LISTING:
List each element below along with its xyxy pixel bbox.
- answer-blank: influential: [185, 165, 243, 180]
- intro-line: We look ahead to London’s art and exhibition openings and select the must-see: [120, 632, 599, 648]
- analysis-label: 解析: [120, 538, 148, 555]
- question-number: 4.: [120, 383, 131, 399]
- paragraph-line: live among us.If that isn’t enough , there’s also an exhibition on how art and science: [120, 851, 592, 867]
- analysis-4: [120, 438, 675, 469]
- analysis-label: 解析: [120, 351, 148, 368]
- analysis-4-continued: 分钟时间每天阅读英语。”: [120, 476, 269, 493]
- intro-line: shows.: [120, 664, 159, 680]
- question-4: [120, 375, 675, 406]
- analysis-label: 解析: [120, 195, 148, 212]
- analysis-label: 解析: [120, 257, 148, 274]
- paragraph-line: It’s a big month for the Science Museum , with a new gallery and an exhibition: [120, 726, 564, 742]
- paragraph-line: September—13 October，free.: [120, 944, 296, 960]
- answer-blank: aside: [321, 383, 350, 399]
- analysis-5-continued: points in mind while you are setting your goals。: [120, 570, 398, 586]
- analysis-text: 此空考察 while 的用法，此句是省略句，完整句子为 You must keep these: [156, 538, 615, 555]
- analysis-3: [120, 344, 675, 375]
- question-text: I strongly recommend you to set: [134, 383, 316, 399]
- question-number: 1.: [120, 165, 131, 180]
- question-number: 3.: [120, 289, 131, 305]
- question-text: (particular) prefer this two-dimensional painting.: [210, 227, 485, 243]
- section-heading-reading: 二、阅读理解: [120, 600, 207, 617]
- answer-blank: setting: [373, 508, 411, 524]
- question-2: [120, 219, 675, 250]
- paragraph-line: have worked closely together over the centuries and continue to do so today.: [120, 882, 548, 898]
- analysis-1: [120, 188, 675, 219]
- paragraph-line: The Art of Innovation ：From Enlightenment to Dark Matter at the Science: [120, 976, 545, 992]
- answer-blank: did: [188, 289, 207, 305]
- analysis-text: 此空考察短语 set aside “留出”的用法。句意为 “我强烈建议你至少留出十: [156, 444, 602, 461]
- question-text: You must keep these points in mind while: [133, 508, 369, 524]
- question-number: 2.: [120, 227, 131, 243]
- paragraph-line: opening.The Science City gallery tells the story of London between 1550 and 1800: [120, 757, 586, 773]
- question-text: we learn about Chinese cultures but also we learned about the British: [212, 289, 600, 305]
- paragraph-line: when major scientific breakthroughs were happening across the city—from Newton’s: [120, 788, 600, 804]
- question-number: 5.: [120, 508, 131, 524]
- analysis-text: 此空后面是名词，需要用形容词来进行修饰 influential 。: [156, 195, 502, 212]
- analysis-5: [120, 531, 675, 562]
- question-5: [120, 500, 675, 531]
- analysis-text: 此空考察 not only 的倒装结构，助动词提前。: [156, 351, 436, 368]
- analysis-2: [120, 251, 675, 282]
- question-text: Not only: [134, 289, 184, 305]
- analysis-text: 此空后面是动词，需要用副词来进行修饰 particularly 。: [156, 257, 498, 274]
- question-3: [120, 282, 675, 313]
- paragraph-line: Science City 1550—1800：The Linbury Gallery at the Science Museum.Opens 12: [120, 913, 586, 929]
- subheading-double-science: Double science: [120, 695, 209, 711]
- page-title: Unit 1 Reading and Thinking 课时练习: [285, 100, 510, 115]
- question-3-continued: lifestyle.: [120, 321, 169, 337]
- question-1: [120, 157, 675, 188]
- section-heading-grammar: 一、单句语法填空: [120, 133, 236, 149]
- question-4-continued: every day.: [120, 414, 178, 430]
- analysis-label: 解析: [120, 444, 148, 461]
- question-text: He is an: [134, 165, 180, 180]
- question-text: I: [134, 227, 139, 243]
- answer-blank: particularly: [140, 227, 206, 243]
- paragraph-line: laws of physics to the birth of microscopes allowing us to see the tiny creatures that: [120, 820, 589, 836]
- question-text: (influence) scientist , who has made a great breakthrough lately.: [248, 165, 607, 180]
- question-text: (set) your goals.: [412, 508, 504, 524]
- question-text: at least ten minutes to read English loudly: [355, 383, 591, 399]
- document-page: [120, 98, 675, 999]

WHAT IS BEING ASKED: Copy the listing above line for line, without changing any character.

SOLUTION TO THE EXERCISE:
List each element below along with its xyxy pixel bbox.
- answer-blank: influential: [185, 165, 243, 180]
- intro-line: We look ahead to London’s art and exhibition openings and select the must-see: [120, 632, 599, 648]
- analysis-label: 解析: [120, 538, 148, 555]
- question-number: 4.: [120, 383, 131, 399]
- paragraph-line: live among us.If that isn’t enough , there’s also an exhibition on how art and science: [120, 851, 592, 867]
- analysis-4: [120, 438, 675, 469]
- analysis-label: 解析: [120, 351, 148, 368]
- analysis-4-continued: 分钟时间每天阅读英语。”: [120, 476, 269, 493]
- intro-line: shows.: [120, 664, 159, 680]
- question-4: [120, 375, 675, 406]
- analysis-label: 解析: [120, 195, 148, 212]
- analysis-label: 解析: [120, 257, 148, 274]
- paragraph-line: It’s a big month for the Science Museum , with a new gallery and an exhibition: [120, 726, 564, 742]
- paragraph-line: September—13 October，free.: [120, 944, 296, 960]
- answer-blank: aside: [321, 383, 350, 399]
- analysis-5-continued: points in mind while you are setting your goals。: [120, 570, 398, 586]
- analysis-text: 此空考察 while 的用法，此句是省略句，完整句子为 You must keep these: [156, 538, 615, 555]
- analysis-3: [120, 344, 675, 375]
- question-text: I strongly recommend you to set: [134, 383, 316, 399]
- question-number: 1.: [120, 165, 131, 180]
- question-number: 3.: [120, 289, 131, 305]
- question-text: (particular) prefer this two-dimensional painting.: [210, 227, 485, 243]
- section-heading-reading: 二、阅读理解: [120, 600, 207, 617]
- answer-blank: setting: [373, 508, 411, 524]
- question-2: [120, 219, 675, 250]
- paragraph-line: have worked closely together over the centuries and continue to do so today.: [120, 882, 548, 898]
- analysis-1: [120, 188, 675, 219]
- paragraph-line: The Art of Innovation ：From Enlightenment to Dark Matter at the Science: [120, 976, 545, 992]
- answer-blank: did: [188, 289, 207, 305]
- analysis-text: 此空考察短语 set aside “留出”的用法。句意为 “我强烈建议你至少留出十: [156, 444, 602, 461]
- question-text: You must keep these points in mind while: [133, 508, 369, 524]
- question-number: 2.: [120, 227, 131, 243]
- paragraph-line: opening.The Science City gallery tells the story of London between 1550 and 1800: [120, 757, 586, 773]
- question-text: we learn about Chinese cultures but also we learned about the British: [212, 289, 600, 305]
- paragraph-line: when major scientific breakthroughs were happening across the city—from Newton’s: [120, 788, 600, 804]
- question-number: 5.: [120, 508, 131, 524]
- analysis-text: 此空后面是名词，需要用形容词来进行修饰 influential 。: [156, 195, 502, 212]
- analysis-5: [120, 531, 675, 562]
- question-5: [120, 500, 675, 531]
- analysis-text: 此空考察 not only 的倒装结构，助动词提前。: [156, 351, 436, 368]
- analysis-2: [120, 251, 675, 282]
- question-text: Not only: [134, 289, 184, 305]
- analysis-text: 此空后面是动词，需要用副词来进行修饰 particularly 。: [156, 257, 498, 274]
- question-3: [120, 282, 675, 313]
- paragraph-line: Science City 1550—1800：The Linbury Gallery at the Science Museum.Opens 12: [120, 913, 586, 929]
- subheading-double-science: Double science: [120, 695, 209, 711]
- page-title: Unit 1 Reading and Thinking 课时练习: [285, 100, 510, 115]
- question-3-continued: lifestyle.: [120, 321, 169, 337]
- question-1: [120, 157, 675, 188]
- section-heading-grammar: 一、单句语法填空: [120, 133, 236, 149]
- question-4-continued: every day.: [120, 414, 178, 430]
- analysis-label: 解析: [120, 444, 148, 461]
- question-text: He is an: [134, 165, 180, 180]
- question-text: I: [134, 227, 139, 243]
- answer-blank: particularly: [140, 227, 206, 243]
- paragraph-line: laws of physics to the birth of microscopes allowing us to see the tiny creatures that: [120, 820, 589, 836]
- question-text: (influence) scientist , who has made a great breakthrough lately.: [248, 165, 607, 180]
- question-text: (set) your goals.: [412, 508, 504, 524]
- question-text: at least ten minutes to read English loudly: [355, 383, 591, 399]
- document-page: [120, 98, 675, 999]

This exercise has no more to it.